» **SET PROBLEM**
Check each line of the records below and collect those holding "Bancker".

--

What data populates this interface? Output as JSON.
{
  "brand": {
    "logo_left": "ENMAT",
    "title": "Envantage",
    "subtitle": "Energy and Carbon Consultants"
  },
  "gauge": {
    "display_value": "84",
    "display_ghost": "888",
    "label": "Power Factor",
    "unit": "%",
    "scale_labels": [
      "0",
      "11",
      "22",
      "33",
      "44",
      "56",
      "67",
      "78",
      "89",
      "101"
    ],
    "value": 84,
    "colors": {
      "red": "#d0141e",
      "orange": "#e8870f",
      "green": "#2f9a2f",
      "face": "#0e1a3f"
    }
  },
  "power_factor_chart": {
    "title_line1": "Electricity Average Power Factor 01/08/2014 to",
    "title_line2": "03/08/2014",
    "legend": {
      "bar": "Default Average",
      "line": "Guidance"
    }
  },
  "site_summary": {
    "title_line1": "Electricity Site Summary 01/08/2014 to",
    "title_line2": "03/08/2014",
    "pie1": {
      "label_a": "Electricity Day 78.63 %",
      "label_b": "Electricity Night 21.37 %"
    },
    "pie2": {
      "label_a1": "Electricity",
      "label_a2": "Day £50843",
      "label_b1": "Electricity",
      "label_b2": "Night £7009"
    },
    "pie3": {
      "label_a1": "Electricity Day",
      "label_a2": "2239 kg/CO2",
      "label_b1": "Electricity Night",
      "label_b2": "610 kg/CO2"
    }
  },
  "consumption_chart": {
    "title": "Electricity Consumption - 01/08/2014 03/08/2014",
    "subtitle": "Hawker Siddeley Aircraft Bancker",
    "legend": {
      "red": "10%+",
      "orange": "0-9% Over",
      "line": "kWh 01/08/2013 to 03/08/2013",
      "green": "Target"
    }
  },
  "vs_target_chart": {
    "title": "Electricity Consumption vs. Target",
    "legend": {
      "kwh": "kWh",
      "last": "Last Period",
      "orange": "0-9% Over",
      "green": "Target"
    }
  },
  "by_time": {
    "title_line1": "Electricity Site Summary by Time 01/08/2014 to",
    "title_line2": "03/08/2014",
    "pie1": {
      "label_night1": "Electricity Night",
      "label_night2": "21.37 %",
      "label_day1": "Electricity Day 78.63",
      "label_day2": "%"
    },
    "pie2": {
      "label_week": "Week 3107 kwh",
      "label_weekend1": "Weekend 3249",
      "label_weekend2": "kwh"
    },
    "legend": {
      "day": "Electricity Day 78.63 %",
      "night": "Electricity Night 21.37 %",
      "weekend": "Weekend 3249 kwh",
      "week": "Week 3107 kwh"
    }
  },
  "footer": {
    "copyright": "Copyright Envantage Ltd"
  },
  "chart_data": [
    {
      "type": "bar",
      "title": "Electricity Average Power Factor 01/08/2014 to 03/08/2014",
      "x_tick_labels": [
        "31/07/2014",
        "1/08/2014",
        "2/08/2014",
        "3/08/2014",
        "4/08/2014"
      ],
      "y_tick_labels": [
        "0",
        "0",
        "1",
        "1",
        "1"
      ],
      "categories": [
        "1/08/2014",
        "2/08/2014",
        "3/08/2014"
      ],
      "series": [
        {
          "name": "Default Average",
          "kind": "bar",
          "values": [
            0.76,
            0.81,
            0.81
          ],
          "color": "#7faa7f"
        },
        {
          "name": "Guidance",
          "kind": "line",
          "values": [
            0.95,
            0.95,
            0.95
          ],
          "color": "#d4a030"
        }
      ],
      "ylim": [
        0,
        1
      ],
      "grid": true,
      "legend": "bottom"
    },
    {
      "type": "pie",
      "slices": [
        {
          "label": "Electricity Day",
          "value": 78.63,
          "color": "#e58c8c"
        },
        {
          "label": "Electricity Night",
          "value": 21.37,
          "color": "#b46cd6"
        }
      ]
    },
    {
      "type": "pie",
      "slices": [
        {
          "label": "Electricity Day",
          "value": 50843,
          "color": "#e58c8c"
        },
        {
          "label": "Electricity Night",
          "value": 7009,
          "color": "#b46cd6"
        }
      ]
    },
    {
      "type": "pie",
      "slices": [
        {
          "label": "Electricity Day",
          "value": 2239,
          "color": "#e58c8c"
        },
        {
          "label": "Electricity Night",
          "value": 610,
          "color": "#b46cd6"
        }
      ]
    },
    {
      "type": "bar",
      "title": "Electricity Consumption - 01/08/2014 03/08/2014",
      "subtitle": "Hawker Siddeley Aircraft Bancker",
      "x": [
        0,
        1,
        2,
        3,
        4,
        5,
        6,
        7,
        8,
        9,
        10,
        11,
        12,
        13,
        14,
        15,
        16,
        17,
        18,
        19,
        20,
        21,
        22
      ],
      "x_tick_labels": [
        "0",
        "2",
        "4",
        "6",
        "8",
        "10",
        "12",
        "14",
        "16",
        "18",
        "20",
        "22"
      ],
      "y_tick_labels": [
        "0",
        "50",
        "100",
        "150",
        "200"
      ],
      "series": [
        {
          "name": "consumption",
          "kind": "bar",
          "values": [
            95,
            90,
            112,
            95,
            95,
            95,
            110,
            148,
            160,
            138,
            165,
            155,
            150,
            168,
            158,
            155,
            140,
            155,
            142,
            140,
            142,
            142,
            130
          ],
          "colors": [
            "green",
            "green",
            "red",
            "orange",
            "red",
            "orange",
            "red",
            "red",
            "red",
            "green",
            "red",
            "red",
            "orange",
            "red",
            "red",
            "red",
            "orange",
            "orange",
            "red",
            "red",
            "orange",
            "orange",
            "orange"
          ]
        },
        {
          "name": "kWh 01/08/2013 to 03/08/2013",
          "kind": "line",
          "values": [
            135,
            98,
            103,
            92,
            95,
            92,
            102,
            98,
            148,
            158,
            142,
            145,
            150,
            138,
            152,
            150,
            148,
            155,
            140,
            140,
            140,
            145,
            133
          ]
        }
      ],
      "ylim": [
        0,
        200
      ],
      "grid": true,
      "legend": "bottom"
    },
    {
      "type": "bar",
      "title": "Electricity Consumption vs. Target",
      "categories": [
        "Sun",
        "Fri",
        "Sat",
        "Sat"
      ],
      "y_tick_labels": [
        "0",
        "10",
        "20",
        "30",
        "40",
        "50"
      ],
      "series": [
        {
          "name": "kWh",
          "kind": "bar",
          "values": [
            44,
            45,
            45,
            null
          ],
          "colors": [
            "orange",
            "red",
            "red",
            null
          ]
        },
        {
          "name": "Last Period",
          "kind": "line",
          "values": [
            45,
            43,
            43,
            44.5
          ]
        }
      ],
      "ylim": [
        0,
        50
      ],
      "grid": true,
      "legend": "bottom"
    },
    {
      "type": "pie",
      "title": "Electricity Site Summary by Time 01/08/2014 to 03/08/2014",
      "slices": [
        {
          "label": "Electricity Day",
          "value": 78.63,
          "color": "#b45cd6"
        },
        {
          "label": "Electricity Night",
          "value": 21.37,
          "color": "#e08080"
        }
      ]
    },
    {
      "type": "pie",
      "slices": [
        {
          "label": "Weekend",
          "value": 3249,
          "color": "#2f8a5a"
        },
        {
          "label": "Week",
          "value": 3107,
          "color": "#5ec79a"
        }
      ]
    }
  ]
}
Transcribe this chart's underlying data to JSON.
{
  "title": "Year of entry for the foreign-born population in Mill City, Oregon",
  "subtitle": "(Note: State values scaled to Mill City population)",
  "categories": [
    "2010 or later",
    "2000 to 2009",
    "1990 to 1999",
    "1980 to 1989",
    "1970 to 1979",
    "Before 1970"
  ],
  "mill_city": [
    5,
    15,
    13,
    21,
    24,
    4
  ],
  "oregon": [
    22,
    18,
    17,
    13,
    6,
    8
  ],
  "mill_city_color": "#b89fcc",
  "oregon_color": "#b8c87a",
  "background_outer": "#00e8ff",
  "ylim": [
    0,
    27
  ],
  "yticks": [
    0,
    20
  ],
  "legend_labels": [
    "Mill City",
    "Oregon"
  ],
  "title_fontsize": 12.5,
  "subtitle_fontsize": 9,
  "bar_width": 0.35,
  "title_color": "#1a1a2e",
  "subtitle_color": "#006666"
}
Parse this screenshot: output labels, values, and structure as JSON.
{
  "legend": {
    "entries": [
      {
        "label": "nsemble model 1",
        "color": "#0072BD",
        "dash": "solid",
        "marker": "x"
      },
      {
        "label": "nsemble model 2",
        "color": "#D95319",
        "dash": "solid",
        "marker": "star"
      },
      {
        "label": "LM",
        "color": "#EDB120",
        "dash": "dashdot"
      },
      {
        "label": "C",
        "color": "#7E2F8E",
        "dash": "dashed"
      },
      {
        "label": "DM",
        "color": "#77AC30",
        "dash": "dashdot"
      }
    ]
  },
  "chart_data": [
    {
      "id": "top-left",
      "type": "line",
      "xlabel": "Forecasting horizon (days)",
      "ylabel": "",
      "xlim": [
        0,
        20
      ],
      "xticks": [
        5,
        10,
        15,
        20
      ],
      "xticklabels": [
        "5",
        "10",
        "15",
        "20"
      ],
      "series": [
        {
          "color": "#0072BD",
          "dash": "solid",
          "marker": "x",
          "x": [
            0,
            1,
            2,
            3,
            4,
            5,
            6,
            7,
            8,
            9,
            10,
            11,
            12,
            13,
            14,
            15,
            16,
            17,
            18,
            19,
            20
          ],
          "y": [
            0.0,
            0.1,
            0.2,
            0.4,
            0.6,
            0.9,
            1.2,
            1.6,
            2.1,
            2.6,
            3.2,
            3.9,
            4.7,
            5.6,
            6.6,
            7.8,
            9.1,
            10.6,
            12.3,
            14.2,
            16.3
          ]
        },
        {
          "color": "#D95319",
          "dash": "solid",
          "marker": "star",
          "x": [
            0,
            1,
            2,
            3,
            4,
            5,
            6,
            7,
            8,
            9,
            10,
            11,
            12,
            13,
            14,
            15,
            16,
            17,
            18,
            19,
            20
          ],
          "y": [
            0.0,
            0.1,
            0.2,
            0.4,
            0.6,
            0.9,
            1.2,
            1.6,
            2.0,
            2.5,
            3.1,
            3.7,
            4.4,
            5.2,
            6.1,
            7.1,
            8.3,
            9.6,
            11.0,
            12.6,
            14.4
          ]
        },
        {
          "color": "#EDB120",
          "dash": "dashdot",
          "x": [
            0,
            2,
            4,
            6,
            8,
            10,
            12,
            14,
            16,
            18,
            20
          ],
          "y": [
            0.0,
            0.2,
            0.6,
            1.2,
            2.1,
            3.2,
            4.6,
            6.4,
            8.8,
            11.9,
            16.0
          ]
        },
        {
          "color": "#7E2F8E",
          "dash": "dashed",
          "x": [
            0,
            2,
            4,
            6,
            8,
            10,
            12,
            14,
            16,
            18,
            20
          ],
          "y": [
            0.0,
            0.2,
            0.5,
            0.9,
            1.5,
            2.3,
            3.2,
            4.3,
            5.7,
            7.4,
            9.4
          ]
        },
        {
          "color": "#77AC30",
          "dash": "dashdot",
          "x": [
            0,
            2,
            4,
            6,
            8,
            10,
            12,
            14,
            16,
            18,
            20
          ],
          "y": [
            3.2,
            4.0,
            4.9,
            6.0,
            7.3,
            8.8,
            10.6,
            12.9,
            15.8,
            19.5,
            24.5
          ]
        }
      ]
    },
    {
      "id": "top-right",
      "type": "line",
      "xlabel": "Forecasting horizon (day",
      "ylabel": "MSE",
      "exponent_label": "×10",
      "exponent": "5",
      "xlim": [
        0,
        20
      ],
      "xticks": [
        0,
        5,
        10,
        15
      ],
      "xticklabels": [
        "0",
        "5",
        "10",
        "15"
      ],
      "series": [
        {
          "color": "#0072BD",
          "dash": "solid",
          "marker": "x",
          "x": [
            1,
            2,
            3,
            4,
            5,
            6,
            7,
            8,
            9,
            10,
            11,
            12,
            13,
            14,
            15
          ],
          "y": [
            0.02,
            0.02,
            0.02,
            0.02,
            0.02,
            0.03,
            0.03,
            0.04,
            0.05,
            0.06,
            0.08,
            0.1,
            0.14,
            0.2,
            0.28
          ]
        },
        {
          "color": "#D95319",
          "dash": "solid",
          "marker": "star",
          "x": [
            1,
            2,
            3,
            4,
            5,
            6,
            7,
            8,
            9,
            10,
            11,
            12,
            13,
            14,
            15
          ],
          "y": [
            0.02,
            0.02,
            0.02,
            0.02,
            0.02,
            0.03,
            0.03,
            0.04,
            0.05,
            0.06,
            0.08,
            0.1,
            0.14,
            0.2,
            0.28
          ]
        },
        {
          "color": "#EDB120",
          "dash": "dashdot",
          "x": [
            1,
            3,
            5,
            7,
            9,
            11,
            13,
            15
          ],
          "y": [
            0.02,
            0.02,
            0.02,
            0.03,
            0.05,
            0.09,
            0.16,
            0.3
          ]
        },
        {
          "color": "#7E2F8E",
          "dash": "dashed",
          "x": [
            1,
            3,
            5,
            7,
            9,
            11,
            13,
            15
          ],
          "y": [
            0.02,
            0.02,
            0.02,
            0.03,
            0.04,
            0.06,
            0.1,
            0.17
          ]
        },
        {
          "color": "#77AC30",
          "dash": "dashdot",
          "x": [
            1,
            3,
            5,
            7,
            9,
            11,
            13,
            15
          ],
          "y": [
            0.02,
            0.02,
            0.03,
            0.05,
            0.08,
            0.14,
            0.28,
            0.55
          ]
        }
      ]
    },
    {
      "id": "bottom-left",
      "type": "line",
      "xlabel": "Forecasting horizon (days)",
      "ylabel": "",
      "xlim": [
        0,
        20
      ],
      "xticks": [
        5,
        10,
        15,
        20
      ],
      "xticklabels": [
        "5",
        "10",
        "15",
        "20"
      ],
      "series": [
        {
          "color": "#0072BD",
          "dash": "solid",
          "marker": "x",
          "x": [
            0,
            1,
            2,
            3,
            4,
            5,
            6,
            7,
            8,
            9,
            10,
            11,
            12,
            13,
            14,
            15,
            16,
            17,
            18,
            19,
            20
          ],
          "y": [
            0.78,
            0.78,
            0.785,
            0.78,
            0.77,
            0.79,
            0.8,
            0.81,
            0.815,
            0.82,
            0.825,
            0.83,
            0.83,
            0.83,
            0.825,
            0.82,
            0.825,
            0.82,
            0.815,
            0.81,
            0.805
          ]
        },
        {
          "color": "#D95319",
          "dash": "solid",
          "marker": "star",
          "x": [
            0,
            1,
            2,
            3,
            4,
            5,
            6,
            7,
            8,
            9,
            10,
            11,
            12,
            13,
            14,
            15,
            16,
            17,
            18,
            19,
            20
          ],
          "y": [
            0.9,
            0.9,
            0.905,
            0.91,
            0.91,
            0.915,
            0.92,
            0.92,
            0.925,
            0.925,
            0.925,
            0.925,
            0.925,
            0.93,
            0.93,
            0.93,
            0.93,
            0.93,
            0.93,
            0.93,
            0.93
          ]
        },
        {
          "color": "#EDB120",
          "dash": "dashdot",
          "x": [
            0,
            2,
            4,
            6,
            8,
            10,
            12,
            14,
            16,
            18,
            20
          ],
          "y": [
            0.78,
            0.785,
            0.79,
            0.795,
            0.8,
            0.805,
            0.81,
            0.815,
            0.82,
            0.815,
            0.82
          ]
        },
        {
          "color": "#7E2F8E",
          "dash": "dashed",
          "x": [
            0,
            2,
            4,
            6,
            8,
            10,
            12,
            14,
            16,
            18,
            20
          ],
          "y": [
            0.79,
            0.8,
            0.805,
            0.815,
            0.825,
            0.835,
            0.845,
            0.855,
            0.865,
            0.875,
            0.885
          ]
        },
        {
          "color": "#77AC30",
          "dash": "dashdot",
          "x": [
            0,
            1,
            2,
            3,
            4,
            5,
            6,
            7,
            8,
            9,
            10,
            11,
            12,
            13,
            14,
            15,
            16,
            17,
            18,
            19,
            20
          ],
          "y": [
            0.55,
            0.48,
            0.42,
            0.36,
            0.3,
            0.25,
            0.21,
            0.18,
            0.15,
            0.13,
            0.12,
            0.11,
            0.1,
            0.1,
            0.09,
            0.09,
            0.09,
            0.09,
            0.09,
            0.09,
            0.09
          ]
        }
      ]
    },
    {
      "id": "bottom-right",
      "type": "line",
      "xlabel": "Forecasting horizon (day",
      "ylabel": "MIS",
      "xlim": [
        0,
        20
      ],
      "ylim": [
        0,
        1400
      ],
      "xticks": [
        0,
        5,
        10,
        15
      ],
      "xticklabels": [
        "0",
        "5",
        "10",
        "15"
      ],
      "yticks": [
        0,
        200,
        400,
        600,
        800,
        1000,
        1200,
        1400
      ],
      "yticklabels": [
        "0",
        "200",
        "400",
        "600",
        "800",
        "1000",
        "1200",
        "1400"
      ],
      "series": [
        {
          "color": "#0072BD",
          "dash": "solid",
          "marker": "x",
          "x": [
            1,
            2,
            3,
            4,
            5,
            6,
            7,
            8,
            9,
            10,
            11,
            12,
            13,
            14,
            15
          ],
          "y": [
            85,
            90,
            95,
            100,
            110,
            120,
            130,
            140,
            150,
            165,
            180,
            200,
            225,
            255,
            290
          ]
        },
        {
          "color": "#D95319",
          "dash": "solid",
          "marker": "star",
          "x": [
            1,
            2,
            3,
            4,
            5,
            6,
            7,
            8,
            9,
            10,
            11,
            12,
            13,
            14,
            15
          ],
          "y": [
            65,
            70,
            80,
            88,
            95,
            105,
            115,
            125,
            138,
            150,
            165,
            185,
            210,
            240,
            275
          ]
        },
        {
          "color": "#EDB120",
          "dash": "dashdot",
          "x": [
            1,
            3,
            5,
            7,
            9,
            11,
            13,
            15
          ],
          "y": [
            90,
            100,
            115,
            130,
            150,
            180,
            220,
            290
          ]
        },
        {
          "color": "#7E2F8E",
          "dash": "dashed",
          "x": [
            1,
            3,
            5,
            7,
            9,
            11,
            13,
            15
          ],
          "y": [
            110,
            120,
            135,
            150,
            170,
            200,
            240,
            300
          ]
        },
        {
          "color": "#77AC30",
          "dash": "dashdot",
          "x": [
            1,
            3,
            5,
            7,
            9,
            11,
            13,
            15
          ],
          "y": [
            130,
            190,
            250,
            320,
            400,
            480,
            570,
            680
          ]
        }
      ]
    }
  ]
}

--

» **TASK RESULT**
    "subtitle": "Hawker Siddeley Aircraft Bancker",
      "subtitle": "Hawker Siddeley Aircraft Bancker",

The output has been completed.